**TASK INPUTS**
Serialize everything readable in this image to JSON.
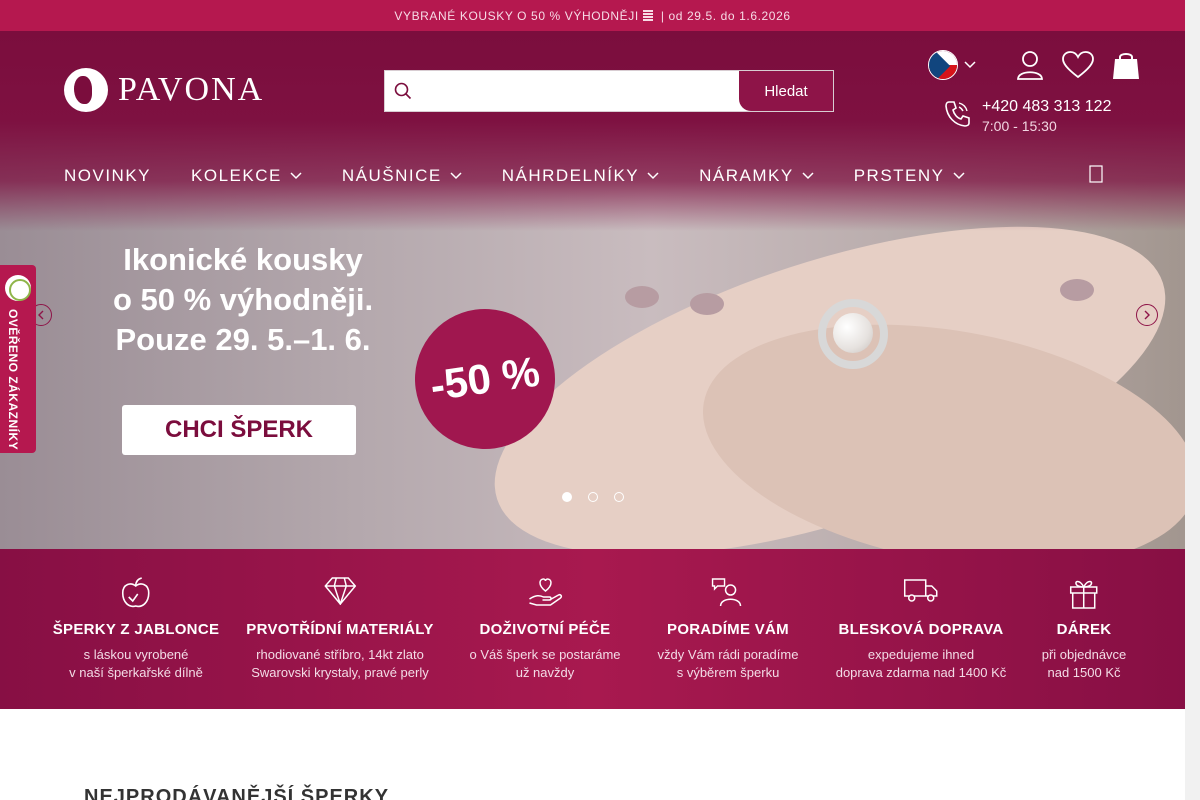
{
  "promo": {
    "text": "VYBRANÉ KOUSKY O 50 % VÝHODNĚJI",
    "date_text": "od 29.5. do 1.6.2026"
  },
  "header": {
    "logo_text": "PAVONA",
    "search": {
      "placeholder": "",
      "button_label": "Hledat"
    },
    "phone": {
      "number": "+420 483 313 122",
      "hours": "7:00 - 15:30"
    }
  },
  "nav": {
    "items": [
      {
        "label": "NOVINKY"
      },
      {
        "label": "KOLEKCE"
      },
      {
        "label": "NÁUŠNICE"
      },
      {
        "label": "NÁHRDELNÍKY"
      },
      {
        "label": "NÁRAMKY"
      },
      {
        "label": "PRSTENY"
      }
    ]
  },
  "hero": {
    "lines": [
      "Ikonické kousky",
      "o 50 % výhodněji.",
      "Pouze 29. 5.–1. 6."
    ],
    "cta_label": "CHCI ŠPERK",
    "badge": "-50 %",
    "slides_total": 3,
    "active_slide": 1
  },
  "verified_badge": {
    "label": "OVĚŘENO ZÁKAZNÍKY"
  },
  "benefits": [
    {
      "icon": "apple-icon",
      "title": "ŠPERKY Z JABLONCE",
      "line1": "s láskou vyrobené",
      "line2": "v naší šperkařské dílně"
    },
    {
      "icon": "diamond-icon",
      "title": "PRVOTŘÍDNÍ MATERIÁLY",
      "line1": "rhodiované stříbro, 14kt zlato",
      "line2": "Swarovski krystaly, pravé perly"
    },
    {
      "icon": "hand-heart-icon",
      "title": "DOŽIVOTNÍ PÉČE",
      "line1": "o Váš šperk se postaráme",
      "line2": "už navždy"
    },
    {
      "icon": "advisor-icon",
      "title": "PORADÍME VÁM",
      "line1": "vždy Vám rádi poradíme",
      "line2": "s výběrem šperku"
    },
    {
      "icon": "truck-icon",
      "title": "BLESKOVÁ DOPRAVA",
      "line1": "expedujeme ihned",
      "line2": "doprava zdarma nad 1400 Kč"
    },
    {
      "icon": "gift-icon",
      "title": "DÁREK",
      "line1": "při objednávce",
      "line2": "nad 1500 Kč"
    }
  ],
  "section": {
    "title": "NEJPRODÁVANĚJŠÍ ŠPERKY"
  },
  "colors": {
    "brand": "#7b0d3d",
    "accent": "#b5184f",
    "button": "#8e1448"
  }
}
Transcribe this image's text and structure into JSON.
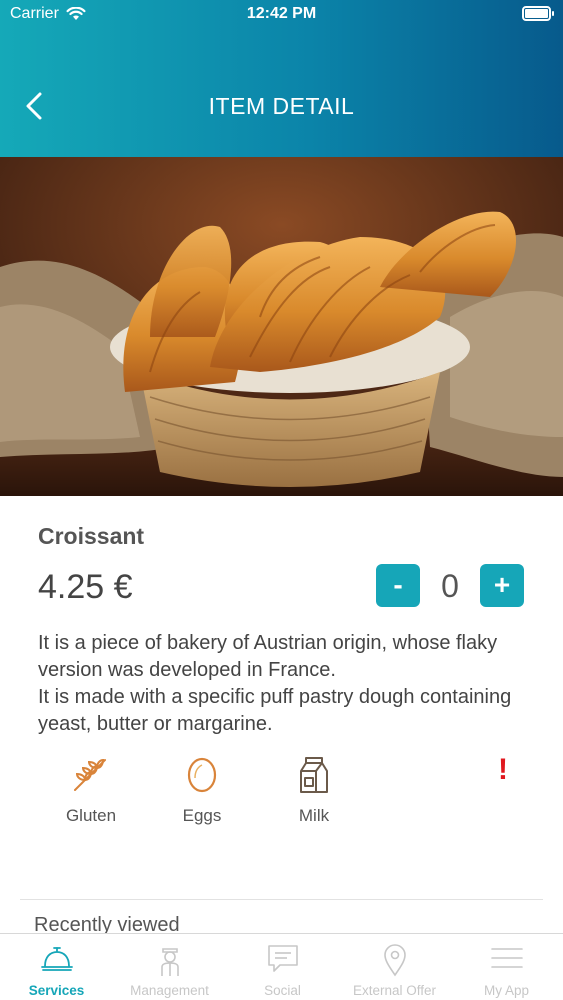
{
  "status_bar": {
    "carrier": "Carrier",
    "time": "12:42 PM"
  },
  "header": {
    "title": "ITEM DETAIL"
  },
  "item": {
    "name": "Croissant",
    "price": "4.25 €",
    "quantity": "0",
    "minus_label": "-",
    "plus_label": "+",
    "description_lines": [
      "It is a piece of bakery of Austrian origin, whose flaky version was developed in France.",
      "It is made with a specific puff pastry dough containing yeast, butter or margarine."
    ]
  },
  "allergens": [
    {
      "label": "Gluten",
      "icon": "wheat-icon"
    },
    {
      "label": "Eggs",
      "icon": "egg-icon"
    },
    {
      "label": "Milk",
      "icon": "milk-carton-icon"
    }
  ],
  "allergen_alert": "!",
  "recently_viewed": "Recently viewed",
  "tabs": [
    {
      "label": "Services",
      "icon": "service-bell-icon",
      "active": true
    },
    {
      "label": "Management",
      "icon": "staff-icon",
      "active": false
    },
    {
      "label": "Social",
      "icon": "chat-icon",
      "active": false
    },
    {
      "label": "External Offer",
      "icon": "location-pin-icon",
      "active": false
    },
    {
      "label": "My App",
      "icon": "menu-icon",
      "active": false
    }
  ],
  "colors": {
    "accent": "#16a6b8",
    "header_start": "#15a9b8",
    "header_end": "#075a8c",
    "alert": "#e0181f",
    "allergen_icon": "#d9843a",
    "allergen_icon_dark": "#6b5a4a"
  }
}
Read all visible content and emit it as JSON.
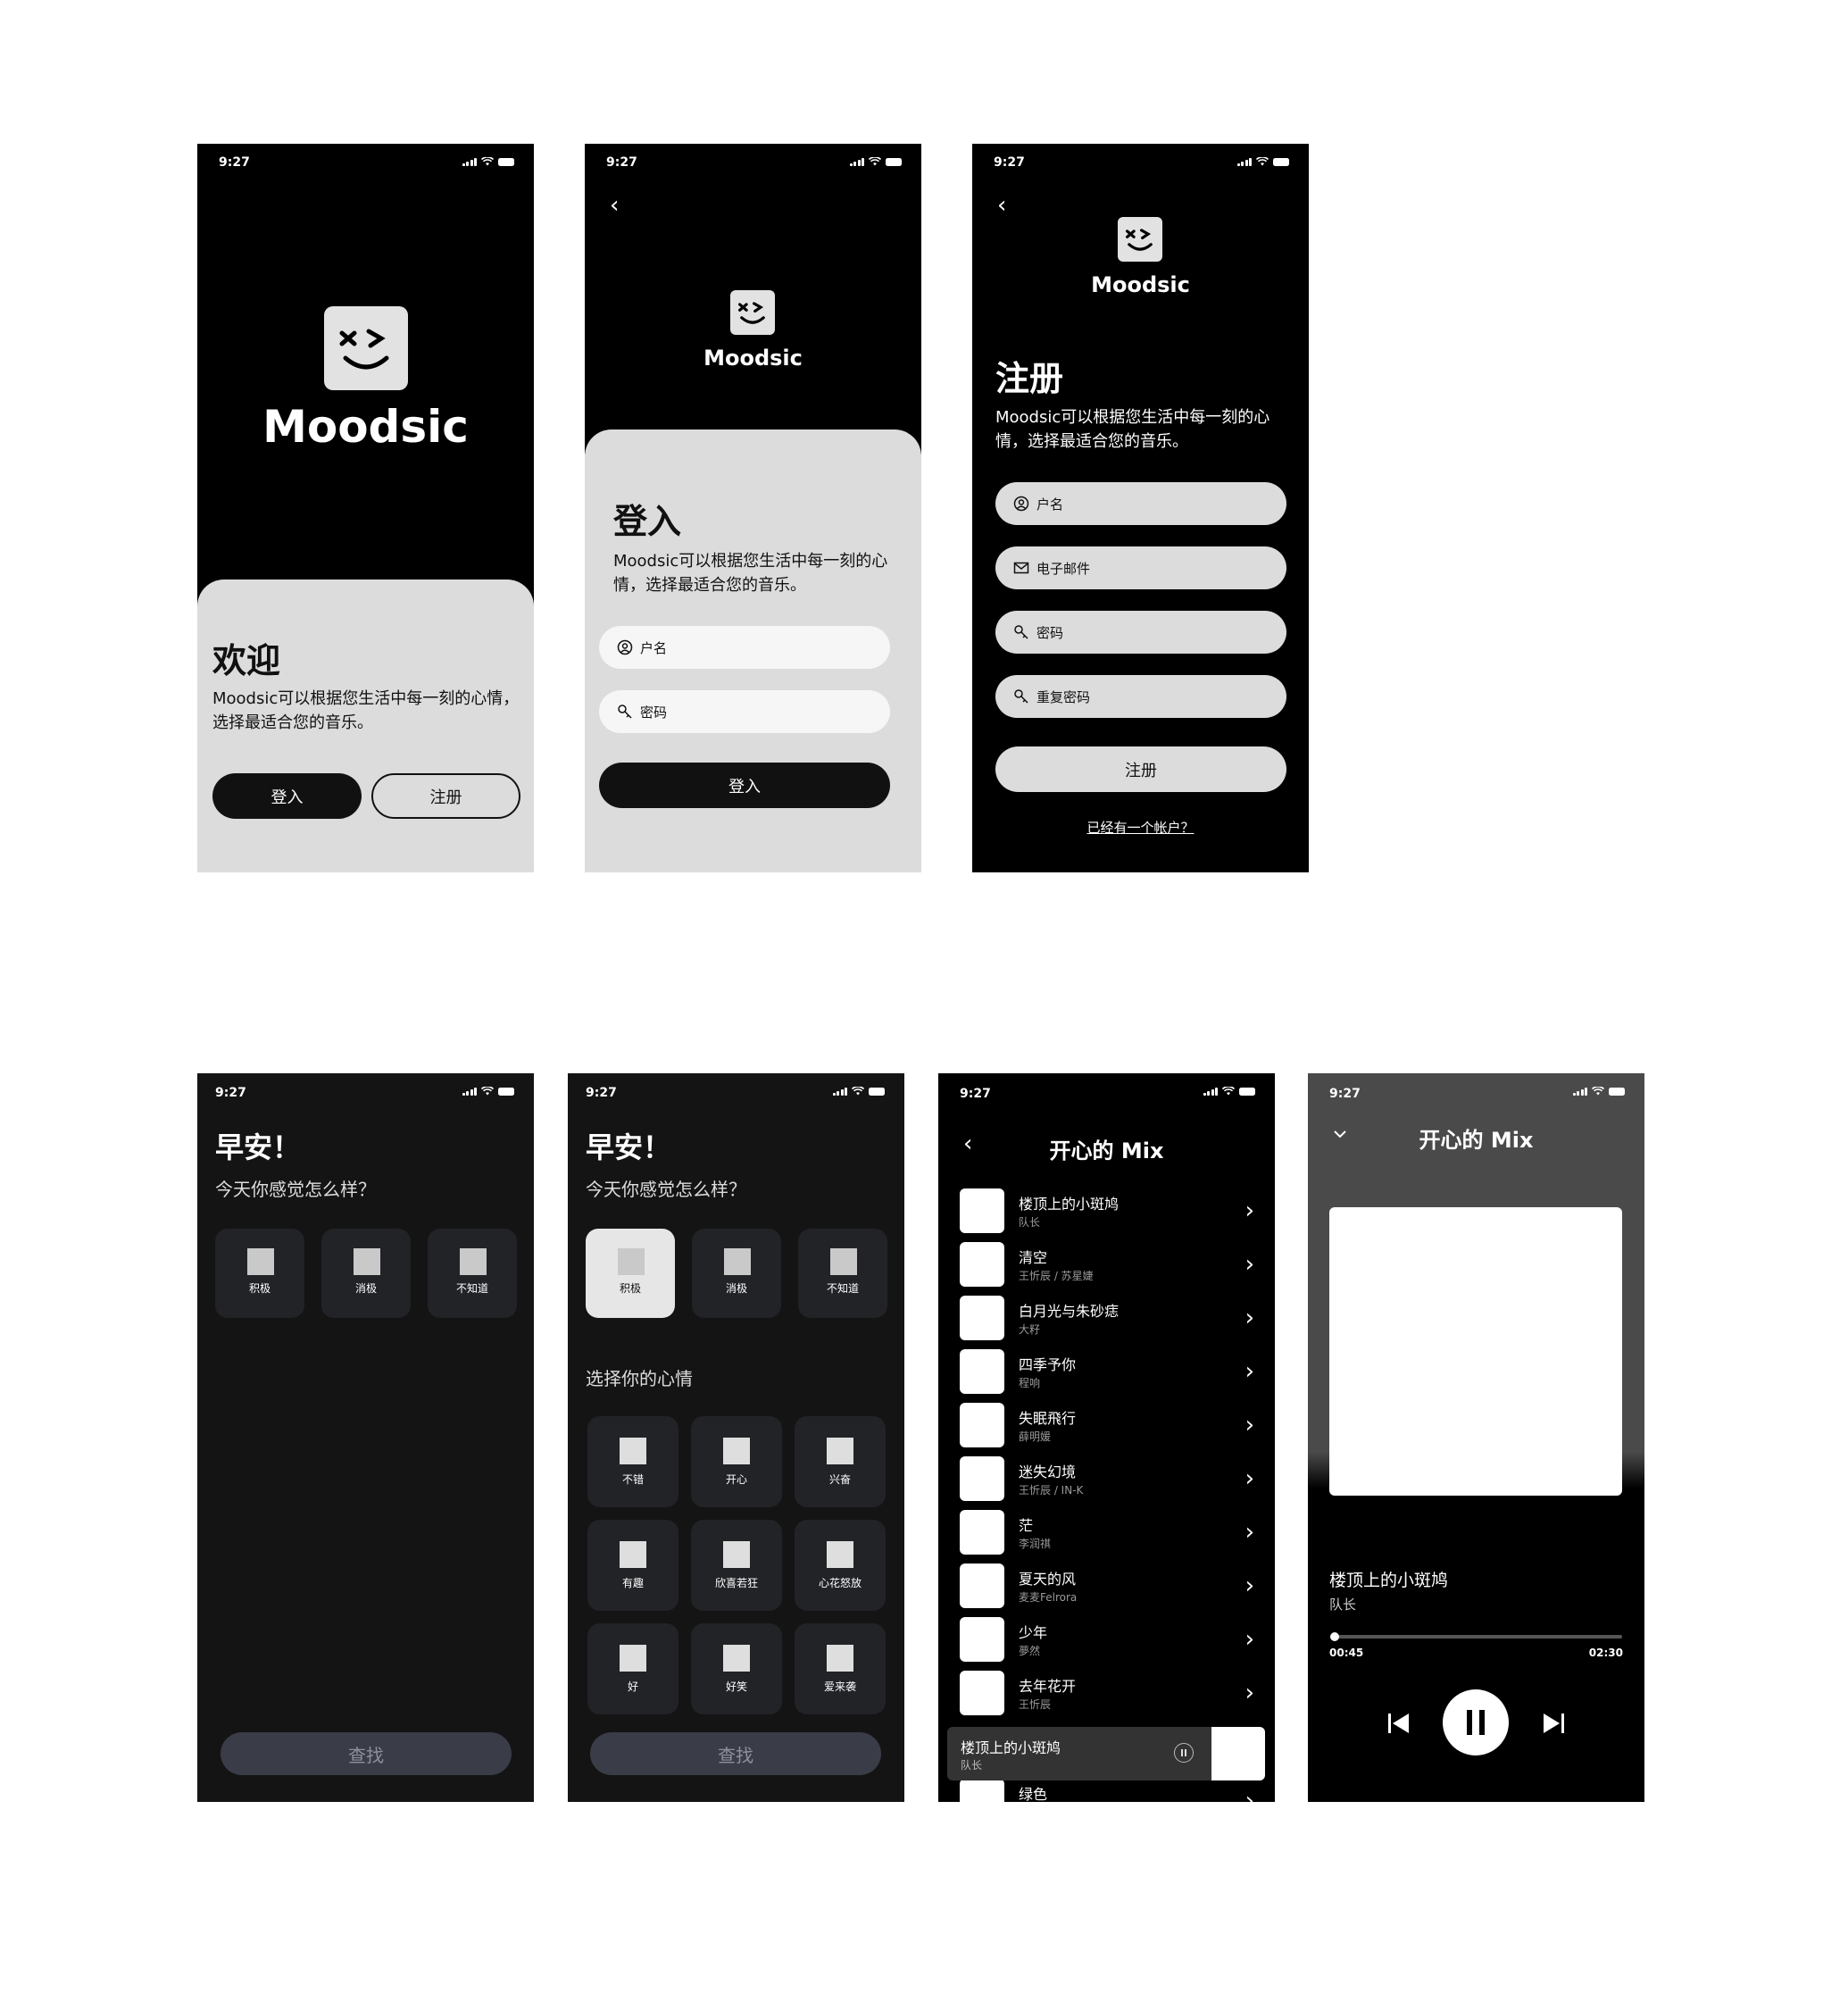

**GIVEN PROBLEM**
From the listing above, copy every line that includes the word "this".

**WRITTEN SOLUTION**
Serialize everything readable in this image to JSON.
Transcribe this image's text and structure into JSON.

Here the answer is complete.